**Text for analysis**
□ □ □ □

Finally, I simply looked at what the raw value of the change has been for countries in GINI pre- and post-tax since they first started reporting them.

Figure 6
Once more bearing in mind the age of the data (here especially highlighted by the color), we can see that the UK is the country which has had a largest increase in GINI pre- and post-tax while Brazil has shown the largest decrease in both metrics! Others, like Germany or Japan, have greatly increased pre-tax GINI but redistribution has kept GINI post-tax lower.

□ □ □ □

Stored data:
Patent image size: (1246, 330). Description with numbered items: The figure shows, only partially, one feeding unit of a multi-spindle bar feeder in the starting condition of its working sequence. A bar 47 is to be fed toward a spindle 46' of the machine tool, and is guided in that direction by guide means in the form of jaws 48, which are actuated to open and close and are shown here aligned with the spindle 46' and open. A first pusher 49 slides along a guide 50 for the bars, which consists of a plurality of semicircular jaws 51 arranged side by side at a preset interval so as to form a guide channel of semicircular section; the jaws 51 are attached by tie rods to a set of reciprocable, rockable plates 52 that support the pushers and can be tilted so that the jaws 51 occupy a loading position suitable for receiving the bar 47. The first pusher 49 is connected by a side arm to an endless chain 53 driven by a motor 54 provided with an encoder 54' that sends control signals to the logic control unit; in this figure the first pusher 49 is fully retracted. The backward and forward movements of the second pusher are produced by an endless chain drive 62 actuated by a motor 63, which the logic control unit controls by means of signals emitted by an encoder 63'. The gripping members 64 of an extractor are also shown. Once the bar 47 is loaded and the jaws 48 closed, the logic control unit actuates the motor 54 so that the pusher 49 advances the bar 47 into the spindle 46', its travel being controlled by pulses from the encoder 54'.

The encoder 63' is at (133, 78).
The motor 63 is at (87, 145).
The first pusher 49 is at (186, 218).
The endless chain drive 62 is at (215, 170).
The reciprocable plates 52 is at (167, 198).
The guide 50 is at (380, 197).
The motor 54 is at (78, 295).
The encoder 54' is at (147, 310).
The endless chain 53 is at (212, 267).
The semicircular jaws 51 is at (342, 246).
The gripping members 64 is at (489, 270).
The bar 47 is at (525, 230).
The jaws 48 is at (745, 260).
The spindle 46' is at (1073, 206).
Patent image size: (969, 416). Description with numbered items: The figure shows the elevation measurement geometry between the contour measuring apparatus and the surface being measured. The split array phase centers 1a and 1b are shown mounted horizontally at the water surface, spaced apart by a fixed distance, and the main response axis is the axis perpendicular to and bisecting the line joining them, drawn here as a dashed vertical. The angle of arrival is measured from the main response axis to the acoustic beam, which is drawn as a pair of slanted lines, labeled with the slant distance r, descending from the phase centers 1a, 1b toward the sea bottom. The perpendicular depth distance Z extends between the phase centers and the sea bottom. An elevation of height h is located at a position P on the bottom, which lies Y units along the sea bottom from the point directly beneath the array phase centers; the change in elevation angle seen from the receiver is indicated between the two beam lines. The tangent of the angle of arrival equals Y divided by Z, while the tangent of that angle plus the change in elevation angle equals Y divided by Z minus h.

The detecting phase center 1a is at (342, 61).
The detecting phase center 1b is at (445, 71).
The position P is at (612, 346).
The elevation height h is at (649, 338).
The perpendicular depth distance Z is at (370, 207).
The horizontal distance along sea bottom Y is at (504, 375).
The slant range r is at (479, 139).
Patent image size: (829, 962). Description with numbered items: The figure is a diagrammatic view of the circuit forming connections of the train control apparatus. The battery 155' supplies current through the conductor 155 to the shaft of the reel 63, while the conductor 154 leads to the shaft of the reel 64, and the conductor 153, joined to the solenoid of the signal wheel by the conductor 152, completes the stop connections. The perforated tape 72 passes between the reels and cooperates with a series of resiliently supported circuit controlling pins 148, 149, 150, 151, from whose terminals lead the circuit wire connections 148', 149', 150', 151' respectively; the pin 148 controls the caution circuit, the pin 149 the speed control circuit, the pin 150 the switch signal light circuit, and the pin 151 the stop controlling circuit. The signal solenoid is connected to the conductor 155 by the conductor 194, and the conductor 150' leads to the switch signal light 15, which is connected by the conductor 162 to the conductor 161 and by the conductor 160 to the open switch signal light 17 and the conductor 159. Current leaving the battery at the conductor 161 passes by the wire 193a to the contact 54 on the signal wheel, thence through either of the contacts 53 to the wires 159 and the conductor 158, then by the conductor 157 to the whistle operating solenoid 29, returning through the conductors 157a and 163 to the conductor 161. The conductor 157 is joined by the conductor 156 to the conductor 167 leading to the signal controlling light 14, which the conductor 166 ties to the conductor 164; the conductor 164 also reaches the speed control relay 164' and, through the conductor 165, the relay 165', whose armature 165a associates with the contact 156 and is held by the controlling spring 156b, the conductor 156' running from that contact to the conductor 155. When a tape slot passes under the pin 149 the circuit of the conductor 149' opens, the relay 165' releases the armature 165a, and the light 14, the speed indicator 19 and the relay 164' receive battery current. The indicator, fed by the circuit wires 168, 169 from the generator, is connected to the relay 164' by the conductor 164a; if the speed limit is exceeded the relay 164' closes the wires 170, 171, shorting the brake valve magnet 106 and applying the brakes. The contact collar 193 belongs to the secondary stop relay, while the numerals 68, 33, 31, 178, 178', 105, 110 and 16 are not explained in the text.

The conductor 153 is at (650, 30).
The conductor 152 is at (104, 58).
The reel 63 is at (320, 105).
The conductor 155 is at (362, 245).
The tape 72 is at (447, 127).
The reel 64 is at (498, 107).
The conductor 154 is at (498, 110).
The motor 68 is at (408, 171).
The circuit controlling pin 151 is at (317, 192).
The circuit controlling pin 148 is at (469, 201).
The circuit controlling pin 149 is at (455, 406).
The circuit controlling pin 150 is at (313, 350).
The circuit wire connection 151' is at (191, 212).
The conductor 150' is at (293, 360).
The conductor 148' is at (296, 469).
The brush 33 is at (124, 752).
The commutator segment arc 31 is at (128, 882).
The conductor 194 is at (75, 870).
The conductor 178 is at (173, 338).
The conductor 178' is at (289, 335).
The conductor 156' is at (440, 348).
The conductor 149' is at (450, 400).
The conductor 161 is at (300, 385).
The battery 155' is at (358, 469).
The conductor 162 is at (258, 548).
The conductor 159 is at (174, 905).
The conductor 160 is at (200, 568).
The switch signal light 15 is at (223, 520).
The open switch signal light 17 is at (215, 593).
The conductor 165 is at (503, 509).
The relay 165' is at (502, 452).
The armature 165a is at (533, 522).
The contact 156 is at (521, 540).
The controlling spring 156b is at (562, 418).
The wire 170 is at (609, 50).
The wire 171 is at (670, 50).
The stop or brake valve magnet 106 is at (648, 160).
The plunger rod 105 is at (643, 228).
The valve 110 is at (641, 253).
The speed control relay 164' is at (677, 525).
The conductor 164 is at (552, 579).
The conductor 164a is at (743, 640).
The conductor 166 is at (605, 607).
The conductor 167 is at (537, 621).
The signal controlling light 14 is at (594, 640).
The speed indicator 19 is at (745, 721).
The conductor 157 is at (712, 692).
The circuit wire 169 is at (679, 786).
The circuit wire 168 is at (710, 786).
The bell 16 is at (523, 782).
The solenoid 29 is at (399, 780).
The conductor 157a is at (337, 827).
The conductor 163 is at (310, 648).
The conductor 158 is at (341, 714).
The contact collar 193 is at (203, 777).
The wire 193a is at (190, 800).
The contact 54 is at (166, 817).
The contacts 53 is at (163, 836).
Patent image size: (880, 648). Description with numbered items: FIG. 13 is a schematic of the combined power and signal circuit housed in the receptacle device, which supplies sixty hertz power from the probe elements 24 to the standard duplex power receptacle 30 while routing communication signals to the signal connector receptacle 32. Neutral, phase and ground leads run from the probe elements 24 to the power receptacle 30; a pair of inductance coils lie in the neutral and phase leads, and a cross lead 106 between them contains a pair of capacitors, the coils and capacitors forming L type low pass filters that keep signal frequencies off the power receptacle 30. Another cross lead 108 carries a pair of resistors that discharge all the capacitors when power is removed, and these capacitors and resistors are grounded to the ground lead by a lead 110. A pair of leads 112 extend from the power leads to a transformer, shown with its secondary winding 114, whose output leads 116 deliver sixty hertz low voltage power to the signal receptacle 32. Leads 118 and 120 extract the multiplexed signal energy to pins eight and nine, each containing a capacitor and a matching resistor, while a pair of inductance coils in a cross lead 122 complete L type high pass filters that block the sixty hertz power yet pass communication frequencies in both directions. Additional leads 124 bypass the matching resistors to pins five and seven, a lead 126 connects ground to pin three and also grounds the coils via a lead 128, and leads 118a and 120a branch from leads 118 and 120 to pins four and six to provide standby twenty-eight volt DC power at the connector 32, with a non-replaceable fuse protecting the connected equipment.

□ □ □ □

**Instructions**
(1) According to the text on changes in pre-tax and post-tax GINI, which country has shown the largest decrease in both metrics?
(2) Please continue the text on changes in pre-tax and post-tax GINI from its last sentence.

**Task results**
(1) Brazil

(2)
It is worth finishing off by stressing that there are a lot of factors into how GINI is calculated and is produced and it is a simplification to take any of the data here presented and make sweeping conclusions about methods of governance or economics. To find out more about GINI, the data, and how to properly interpret it, I suggest you go into the original post and references therein.
That's all for this post. Until the next one, best of luck.